▶ REQUEST:
Of all the lines here, how many include the string "this"? Answer with the number only.

Data entries
•••••
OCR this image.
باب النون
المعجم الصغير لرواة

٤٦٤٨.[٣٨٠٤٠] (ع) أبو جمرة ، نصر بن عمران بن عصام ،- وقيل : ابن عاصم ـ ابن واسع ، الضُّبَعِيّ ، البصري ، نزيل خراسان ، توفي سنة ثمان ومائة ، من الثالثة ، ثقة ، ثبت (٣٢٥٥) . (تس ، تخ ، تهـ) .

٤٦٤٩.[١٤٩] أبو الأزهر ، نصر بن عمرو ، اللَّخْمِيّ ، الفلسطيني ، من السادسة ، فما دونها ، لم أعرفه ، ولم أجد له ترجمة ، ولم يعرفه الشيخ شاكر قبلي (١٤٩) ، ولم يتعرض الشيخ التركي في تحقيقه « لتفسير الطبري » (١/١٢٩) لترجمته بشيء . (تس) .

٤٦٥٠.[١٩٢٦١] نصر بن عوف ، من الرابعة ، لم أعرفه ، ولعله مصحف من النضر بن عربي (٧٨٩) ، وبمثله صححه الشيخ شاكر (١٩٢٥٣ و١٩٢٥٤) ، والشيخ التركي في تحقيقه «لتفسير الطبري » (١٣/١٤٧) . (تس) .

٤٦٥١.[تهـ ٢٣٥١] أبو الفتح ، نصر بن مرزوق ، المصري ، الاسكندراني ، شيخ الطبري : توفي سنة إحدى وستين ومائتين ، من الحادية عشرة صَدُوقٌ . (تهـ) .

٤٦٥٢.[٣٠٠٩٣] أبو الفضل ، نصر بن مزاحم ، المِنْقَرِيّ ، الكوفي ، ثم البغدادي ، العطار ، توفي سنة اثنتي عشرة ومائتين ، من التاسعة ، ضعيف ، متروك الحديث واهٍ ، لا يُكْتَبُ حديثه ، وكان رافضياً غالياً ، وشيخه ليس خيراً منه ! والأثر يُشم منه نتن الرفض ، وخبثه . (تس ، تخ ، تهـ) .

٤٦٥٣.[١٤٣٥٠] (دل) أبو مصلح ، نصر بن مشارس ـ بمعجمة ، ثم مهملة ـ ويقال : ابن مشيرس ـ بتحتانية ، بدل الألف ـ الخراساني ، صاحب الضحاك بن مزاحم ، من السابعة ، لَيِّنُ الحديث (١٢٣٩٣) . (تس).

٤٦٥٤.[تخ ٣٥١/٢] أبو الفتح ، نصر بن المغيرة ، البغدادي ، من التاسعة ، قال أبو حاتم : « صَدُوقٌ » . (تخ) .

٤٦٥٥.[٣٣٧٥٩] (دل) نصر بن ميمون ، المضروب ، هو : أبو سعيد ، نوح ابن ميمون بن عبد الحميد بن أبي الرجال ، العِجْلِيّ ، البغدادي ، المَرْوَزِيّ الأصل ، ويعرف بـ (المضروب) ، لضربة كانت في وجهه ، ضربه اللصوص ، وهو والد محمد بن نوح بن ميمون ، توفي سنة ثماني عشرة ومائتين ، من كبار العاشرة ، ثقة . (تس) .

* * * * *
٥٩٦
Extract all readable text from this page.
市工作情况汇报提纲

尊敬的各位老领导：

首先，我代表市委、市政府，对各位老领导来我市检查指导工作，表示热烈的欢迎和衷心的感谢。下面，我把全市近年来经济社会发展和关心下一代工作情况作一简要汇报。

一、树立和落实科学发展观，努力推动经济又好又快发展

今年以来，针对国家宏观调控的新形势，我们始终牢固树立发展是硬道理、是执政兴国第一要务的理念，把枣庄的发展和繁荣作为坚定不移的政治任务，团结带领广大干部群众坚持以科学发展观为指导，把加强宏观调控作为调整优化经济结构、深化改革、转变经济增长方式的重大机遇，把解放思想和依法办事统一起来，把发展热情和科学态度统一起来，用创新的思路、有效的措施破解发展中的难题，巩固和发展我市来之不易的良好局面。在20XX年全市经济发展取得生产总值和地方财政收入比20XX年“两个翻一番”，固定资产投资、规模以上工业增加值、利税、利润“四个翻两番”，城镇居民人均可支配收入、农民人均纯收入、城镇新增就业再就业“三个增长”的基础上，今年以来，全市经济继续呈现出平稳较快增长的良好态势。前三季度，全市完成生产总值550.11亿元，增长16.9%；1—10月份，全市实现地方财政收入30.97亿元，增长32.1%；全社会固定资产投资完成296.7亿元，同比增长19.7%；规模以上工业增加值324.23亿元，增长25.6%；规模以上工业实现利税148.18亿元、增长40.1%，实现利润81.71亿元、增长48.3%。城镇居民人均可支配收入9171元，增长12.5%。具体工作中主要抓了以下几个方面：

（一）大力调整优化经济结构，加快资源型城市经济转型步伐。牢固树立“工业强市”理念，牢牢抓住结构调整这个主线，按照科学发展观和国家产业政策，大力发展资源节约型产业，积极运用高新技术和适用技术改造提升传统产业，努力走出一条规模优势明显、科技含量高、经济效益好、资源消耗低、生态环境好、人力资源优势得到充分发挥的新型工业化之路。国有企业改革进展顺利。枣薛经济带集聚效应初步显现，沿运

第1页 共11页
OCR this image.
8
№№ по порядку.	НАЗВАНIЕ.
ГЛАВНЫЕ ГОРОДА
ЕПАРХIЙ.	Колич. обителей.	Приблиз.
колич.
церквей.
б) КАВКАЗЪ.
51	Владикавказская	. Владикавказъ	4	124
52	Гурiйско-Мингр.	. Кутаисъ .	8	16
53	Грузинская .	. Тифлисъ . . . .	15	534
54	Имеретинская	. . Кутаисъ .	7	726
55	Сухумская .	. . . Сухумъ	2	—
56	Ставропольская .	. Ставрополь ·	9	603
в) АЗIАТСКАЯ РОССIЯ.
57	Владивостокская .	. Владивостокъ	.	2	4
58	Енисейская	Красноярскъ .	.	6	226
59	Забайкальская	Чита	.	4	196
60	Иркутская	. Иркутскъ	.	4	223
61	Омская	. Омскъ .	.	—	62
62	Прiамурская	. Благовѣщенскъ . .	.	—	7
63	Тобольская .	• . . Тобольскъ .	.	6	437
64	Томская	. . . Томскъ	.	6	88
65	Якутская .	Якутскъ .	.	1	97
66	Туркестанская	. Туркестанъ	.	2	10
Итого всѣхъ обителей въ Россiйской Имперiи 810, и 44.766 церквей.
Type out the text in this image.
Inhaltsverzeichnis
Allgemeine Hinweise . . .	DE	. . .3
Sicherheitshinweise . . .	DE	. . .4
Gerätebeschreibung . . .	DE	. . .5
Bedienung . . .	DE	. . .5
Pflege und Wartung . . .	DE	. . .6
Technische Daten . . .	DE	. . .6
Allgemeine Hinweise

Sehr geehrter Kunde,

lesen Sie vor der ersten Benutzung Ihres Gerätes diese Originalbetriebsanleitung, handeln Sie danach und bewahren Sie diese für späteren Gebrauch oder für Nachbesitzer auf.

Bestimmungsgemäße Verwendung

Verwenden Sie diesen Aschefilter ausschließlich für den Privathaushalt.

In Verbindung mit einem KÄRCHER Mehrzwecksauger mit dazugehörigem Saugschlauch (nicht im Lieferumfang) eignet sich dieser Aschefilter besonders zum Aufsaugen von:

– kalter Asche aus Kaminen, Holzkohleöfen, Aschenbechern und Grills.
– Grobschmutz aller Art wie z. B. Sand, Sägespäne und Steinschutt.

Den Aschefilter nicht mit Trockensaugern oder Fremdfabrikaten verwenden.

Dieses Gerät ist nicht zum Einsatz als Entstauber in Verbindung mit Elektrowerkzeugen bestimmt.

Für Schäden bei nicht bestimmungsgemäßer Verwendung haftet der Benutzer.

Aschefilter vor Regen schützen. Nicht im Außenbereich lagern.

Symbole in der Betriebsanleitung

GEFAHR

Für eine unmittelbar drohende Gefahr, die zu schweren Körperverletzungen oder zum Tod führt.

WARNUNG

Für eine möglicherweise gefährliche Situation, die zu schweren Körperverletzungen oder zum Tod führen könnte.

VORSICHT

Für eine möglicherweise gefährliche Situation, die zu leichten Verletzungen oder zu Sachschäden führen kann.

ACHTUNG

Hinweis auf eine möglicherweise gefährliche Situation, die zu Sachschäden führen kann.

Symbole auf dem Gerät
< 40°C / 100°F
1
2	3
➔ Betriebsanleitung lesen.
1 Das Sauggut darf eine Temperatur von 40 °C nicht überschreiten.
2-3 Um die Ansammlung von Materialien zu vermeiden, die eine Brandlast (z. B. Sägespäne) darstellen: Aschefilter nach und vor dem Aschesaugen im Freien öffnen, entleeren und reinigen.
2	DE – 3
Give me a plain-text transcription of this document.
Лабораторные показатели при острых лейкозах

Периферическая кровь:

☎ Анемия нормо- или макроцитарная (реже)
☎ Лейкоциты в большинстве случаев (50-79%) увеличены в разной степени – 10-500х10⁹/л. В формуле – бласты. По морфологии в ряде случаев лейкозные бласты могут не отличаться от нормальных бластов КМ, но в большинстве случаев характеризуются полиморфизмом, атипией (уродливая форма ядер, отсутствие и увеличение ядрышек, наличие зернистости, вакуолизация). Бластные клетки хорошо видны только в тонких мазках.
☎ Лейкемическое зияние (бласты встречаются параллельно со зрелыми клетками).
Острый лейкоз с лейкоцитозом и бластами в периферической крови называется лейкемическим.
•••••
▶ RESPONSE TO THE EXERCISE:
5